## begin

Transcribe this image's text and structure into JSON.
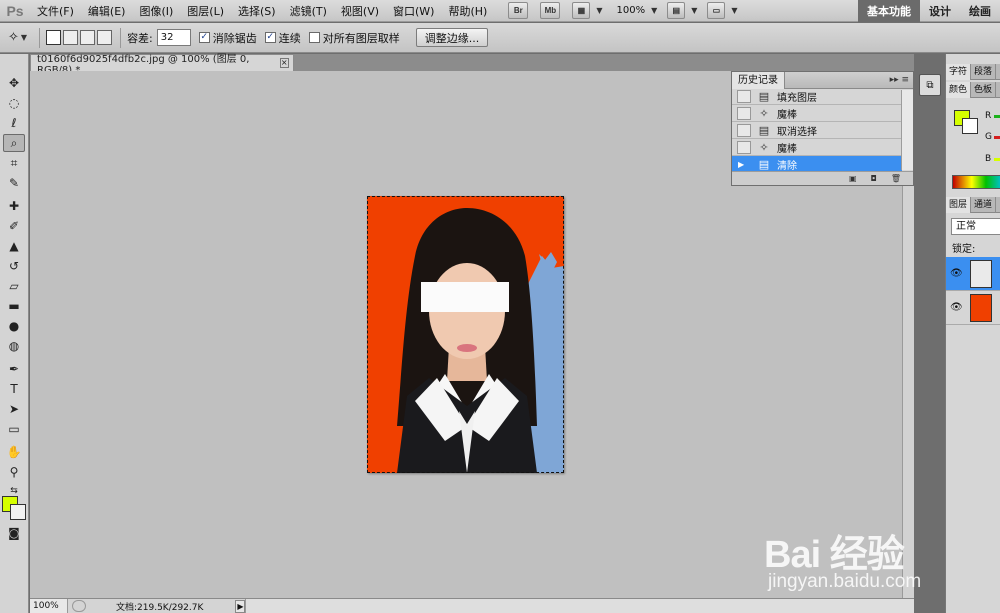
{
  "app": {
    "logo": "Ps"
  },
  "menu": [
    "文件(F)",
    "编辑(E)",
    "图像(I)",
    "图层(L)",
    "选择(S)",
    "滤镜(T)",
    "视图(V)",
    "窗口(W)",
    "帮助(H)"
  ],
  "appbar": {
    "bridge": "Br",
    "minibridge": "Mb",
    "zoom": "100%"
  },
  "workspaces": [
    "基本功能",
    "设计",
    "绘画"
  ],
  "options": {
    "tolerance_label": "容差:",
    "tolerance_value": "32",
    "antialias_label": "消除锯齿",
    "antialias_checked": true,
    "contiguous_label": "连续",
    "contiguous_checked": true,
    "sample_all_label": "对所有图层取样",
    "sample_all_checked": false,
    "refine_edge": "调整边缘..."
  },
  "document": {
    "tab_title": "t0160f6d9025f4dfb2c.jpg @ 100% (图层 0, RGB/8) *",
    "close": "×"
  },
  "history": {
    "title": "历史记录",
    "items": [
      {
        "label": "填充图层",
        "icon": "document-icon"
      },
      {
        "label": "魔棒",
        "icon": "magic-wand-icon"
      },
      {
        "label": "取消选择",
        "icon": "document-icon"
      },
      {
        "label": "魔棒",
        "icon": "magic-wand-icon"
      },
      {
        "label": "清除",
        "icon": "document-icon",
        "selected": true
      }
    ]
  },
  "right_panel": {
    "tabs_top": [
      "字符",
      "段落"
    ],
    "tabs_color": [
      "颜色",
      "色板"
    ],
    "rgb": [
      "R",
      "G",
      "B"
    ],
    "tabs_layers": [
      "图层",
      "通道"
    ],
    "blend_mode": "正常",
    "lock_label": "锁定:"
  },
  "status": {
    "zoom": "100%",
    "doc_size": "文档:219.5K/292.7K"
  },
  "colors": {
    "foreground": "#d6ff00",
    "background": "#ffffff",
    "photo_bg": "#f04000",
    "selection_highlight": "#3b8ff0"
  },
  "watermark": {
    "main": "Bai 经验",
    "sub": "jingyan.baidu.com"
  }
}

## end

Exercise prompt = From the listing above, report the number of lines containing the string "document", without any accompanying remarks.

Result below = 4